# Aim of the exercise
Find the lines that hold "JSON". Report only how many there are.
━━━ Recorded data
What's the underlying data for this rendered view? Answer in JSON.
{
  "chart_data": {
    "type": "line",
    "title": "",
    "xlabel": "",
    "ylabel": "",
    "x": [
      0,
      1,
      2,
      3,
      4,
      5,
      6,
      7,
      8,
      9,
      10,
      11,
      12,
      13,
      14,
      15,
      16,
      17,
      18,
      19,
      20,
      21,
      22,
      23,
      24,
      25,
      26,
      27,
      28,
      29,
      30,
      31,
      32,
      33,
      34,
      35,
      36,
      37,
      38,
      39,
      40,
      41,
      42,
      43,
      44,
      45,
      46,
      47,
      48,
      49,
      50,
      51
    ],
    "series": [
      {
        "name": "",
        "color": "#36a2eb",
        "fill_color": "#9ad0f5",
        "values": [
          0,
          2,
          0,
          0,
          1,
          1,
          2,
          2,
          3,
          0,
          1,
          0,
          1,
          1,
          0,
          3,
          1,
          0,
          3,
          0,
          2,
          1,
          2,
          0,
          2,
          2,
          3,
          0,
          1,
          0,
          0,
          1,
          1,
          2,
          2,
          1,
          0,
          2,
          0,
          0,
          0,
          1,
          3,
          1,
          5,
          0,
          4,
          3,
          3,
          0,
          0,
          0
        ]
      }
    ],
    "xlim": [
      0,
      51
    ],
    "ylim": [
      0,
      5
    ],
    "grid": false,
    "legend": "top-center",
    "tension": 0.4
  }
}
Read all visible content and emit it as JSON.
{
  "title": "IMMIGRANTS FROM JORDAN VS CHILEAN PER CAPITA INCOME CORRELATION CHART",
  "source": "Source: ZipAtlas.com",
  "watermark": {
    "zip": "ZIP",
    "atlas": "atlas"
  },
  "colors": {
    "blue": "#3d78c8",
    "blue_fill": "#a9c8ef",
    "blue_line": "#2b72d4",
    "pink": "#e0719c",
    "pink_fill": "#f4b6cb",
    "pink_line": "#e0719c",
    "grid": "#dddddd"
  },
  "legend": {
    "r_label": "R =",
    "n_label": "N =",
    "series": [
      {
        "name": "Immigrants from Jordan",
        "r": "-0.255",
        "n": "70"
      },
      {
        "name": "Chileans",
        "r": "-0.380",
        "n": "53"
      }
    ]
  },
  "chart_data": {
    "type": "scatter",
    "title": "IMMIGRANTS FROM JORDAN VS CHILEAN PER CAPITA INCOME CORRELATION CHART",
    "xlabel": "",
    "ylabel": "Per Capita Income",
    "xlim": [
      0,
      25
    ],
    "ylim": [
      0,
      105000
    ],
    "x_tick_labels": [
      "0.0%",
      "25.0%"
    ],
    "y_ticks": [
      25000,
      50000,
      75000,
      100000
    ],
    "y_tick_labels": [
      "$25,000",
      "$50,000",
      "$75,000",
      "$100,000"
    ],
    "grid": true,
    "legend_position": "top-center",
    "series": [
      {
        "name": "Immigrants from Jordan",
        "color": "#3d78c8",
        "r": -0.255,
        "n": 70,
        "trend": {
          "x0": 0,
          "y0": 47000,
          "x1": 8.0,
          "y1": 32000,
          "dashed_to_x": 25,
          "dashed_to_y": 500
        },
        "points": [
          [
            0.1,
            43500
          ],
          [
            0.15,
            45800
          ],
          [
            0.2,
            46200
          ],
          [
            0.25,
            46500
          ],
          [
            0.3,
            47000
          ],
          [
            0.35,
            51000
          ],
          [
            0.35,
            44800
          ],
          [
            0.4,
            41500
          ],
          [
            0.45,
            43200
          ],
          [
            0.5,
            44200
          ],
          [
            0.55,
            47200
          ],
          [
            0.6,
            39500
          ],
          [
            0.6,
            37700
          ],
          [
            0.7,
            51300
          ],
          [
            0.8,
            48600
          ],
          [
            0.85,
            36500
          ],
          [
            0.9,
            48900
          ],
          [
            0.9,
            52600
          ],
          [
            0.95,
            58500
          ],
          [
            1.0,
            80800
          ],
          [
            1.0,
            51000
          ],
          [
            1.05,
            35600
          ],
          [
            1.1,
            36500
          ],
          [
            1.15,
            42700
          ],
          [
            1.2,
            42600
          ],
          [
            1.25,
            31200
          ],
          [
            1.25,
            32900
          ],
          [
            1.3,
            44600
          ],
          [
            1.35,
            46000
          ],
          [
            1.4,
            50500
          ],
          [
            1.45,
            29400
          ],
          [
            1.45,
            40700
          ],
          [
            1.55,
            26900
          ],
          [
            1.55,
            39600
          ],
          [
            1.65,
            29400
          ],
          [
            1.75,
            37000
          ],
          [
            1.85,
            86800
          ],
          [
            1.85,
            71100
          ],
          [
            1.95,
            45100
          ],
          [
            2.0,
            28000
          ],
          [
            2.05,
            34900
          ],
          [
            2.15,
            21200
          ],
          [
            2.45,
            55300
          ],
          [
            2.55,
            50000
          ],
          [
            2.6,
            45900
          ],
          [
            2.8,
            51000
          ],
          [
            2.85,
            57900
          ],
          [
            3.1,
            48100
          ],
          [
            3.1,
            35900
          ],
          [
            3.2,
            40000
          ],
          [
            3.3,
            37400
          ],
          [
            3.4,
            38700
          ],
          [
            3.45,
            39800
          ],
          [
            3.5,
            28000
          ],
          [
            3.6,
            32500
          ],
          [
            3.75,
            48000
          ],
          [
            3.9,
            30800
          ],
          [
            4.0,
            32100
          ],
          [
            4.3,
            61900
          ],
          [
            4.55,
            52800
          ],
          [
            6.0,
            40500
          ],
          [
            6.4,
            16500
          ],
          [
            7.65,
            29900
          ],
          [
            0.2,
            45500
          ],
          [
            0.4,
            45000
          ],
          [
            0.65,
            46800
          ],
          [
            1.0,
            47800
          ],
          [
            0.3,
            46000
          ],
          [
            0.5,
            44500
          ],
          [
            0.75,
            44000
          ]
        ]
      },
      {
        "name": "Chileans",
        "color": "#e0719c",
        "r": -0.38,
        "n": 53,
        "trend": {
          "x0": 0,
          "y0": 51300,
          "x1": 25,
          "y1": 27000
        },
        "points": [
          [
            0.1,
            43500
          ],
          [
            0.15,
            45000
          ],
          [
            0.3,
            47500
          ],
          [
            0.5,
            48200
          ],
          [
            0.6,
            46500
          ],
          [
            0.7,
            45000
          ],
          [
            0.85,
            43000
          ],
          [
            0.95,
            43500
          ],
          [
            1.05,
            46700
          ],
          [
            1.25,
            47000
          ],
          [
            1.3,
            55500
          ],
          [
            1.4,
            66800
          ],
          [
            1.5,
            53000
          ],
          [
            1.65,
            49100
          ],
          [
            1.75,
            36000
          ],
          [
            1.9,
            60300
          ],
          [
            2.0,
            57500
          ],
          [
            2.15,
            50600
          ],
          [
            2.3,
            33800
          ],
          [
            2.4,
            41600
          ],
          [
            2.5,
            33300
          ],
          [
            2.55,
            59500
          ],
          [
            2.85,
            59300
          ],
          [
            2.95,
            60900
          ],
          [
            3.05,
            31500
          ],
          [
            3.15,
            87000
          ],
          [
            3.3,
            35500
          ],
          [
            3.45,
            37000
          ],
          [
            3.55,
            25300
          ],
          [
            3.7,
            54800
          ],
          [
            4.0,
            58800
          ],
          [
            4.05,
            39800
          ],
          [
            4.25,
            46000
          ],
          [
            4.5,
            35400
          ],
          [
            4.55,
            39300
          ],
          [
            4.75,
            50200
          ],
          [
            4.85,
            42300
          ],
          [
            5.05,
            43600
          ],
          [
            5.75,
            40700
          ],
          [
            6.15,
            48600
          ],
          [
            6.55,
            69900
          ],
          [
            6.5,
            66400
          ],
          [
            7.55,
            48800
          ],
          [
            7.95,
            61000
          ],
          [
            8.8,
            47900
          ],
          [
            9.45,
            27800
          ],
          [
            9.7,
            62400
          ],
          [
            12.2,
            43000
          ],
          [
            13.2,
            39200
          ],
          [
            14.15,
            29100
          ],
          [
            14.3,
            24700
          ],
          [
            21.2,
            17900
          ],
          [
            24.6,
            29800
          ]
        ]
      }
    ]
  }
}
━━━━━━
# Solution to the problem
2